| Task brief |
Edit the stretch from the start of the entries through the line containing "list-toolbar bbox=[0, 60, 303, 104]" by replacing "INR" with "USD" and changing nothing else, then give back only those lines.

** START Available records **

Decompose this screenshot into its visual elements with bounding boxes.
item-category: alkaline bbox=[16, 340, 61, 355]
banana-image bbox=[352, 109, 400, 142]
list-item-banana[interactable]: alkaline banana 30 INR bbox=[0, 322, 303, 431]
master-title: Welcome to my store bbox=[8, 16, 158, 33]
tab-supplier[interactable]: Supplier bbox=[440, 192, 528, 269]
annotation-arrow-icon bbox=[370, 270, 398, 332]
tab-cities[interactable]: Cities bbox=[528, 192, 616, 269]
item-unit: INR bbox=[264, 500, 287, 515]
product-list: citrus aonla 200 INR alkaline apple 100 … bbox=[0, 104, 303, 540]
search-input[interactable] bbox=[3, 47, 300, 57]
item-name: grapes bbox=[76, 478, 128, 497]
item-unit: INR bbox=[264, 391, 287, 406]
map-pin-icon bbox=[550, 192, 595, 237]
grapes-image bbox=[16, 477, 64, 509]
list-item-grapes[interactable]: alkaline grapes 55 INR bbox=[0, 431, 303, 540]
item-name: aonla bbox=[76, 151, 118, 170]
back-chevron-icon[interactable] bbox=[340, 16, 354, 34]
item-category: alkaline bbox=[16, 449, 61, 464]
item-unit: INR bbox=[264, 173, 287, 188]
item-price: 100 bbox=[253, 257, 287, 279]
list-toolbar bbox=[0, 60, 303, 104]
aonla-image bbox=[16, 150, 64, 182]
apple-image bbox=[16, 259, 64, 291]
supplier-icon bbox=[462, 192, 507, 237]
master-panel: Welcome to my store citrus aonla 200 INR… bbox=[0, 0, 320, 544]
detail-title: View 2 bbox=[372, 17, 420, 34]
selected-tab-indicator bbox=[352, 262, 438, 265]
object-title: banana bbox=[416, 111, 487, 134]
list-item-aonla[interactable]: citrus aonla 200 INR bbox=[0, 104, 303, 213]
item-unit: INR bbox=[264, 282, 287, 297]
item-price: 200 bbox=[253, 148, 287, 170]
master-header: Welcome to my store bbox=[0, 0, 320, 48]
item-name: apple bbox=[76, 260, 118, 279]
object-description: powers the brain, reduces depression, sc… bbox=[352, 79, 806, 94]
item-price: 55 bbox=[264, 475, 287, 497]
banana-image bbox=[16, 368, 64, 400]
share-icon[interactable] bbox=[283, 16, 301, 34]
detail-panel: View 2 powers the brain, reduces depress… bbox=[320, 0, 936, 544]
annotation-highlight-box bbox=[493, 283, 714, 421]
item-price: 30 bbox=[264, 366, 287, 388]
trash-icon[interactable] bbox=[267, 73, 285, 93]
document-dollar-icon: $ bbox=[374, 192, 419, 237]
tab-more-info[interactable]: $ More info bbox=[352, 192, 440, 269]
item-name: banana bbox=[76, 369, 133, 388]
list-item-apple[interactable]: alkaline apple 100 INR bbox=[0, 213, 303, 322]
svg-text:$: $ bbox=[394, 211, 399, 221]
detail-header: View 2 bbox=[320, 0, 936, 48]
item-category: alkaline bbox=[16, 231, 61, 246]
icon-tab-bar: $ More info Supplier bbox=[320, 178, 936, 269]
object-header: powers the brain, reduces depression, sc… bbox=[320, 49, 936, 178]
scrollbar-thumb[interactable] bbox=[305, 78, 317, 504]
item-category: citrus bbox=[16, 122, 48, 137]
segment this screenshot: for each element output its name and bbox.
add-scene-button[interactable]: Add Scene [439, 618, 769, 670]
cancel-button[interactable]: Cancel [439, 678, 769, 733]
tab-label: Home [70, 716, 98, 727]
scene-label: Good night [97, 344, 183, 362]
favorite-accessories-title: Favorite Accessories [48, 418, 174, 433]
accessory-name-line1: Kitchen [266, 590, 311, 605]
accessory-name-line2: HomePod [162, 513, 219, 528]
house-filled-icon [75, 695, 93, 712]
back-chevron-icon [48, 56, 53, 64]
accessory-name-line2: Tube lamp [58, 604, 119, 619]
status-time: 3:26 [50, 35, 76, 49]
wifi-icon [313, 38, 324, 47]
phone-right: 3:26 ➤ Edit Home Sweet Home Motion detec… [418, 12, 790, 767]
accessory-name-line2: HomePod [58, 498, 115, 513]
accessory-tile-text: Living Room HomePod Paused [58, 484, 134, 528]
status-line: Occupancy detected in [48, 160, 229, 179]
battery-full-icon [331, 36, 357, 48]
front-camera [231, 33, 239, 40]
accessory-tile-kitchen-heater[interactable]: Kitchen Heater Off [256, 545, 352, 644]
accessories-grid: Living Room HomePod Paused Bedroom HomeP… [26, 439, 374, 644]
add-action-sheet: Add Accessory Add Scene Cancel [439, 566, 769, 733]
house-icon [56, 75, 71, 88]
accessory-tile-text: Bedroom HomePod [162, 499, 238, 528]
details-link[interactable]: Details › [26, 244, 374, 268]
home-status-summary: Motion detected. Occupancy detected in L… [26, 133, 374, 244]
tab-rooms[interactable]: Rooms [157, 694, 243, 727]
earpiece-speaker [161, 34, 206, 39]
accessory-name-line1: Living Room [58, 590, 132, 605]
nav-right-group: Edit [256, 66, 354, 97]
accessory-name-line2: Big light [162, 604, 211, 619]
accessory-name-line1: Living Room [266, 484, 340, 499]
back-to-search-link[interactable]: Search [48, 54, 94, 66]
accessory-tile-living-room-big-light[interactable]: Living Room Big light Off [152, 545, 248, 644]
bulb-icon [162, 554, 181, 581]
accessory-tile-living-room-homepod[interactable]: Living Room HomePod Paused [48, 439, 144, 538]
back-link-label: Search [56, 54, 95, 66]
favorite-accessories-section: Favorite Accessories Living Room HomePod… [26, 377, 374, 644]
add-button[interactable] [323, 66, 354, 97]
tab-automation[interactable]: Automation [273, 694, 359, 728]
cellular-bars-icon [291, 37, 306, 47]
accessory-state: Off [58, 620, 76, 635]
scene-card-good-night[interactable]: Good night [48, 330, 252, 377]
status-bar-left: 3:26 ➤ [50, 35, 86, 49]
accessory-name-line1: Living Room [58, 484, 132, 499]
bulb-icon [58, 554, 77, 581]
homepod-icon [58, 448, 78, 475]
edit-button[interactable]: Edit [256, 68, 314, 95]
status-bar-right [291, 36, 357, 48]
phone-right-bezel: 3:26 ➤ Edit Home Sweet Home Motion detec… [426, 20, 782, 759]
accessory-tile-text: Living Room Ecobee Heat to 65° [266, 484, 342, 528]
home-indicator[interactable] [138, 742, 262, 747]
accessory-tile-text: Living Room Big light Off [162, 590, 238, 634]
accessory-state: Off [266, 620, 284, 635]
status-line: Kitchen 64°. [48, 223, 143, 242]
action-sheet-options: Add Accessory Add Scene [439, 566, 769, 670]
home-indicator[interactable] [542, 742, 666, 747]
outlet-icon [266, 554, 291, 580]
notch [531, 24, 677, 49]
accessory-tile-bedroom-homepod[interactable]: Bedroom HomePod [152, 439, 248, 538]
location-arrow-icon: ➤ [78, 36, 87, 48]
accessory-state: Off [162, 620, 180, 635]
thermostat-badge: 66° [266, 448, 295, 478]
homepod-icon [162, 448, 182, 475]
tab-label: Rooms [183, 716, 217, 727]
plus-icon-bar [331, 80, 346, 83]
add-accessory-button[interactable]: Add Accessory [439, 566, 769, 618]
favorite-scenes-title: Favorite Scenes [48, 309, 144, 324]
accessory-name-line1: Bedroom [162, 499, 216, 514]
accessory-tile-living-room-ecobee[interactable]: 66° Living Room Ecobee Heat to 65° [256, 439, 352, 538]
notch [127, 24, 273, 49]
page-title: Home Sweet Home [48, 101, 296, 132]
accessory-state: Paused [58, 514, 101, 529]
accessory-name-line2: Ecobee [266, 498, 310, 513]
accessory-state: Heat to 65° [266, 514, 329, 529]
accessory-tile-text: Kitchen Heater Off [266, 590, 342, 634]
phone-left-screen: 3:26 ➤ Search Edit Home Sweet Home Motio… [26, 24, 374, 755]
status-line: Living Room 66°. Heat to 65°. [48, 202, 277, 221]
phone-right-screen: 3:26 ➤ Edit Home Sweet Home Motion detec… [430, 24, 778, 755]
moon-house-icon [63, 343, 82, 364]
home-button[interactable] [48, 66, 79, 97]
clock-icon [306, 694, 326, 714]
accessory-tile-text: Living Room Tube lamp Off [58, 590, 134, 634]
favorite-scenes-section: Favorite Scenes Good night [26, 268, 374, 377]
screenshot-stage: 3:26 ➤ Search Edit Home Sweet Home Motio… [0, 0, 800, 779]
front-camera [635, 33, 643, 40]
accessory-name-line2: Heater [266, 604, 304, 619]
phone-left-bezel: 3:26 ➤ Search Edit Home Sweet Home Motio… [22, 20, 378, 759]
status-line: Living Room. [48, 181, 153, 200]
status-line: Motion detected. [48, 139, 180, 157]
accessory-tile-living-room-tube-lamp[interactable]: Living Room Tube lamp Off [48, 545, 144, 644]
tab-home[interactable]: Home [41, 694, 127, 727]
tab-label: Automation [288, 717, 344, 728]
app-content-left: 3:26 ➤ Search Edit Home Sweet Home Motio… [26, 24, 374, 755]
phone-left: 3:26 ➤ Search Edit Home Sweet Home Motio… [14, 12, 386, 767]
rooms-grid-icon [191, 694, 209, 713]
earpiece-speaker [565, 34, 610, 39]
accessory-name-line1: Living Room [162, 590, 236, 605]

** END Available records **

| Full answer |
Decompose this screenshot into its visual elements with bounding boxes.
item-category: alkaline bbox=[16, 340, 61, 355]
banana-image bbox=[352, 109, 400, 142]
list-item-banana[interactable]: alkaline banana 30 USD bbox=[0, 322, 303, 431]
master-title: Welcome to my store bbox=[8, 16, 158, 33]
tab-supplier[interactable]: Supplier bbox=[440, 192, 528, 269]
annotation-arrow-icon bbox=[370, 270, 398, 332]
tab-cities[interactable]: Cities bbox=[528, 192, 616, 269]
item-unit: USD bbox=[264, 500, 287, 515]
product-list: citrus aonla 200 USD alkaline apple 100 … bbox=[0, 104, 303, 540]
search-input[interactable] bbox=[3, 47, 300, 57]
item-name: grapes bbox=[76, 478, 128, 497]
item-unit: USD bbox=[264, 391, 287, 406]
map-pin-icon bbox=[550, 192, 595, 237]
grapes-image bbox=[16, 477, 64, 509]
list-item-grapes[interactable]: alkaline grapes 55 USD bbox=[0, 431, 303, 540]
item-name: aonla bbox=[76, 151, 118, 170]
back-chevron-icon[interactable] bbox=[340, 16, 354, 34]
item-category: alkaline bbox=[16, 449, 61, 464]
item-unit: USD bbox=[264, 173, 287, 188]
item-price: 100 bbox=[253, 257, 287, 279]
list-toolbar bbox=[0, 60, 303, 104]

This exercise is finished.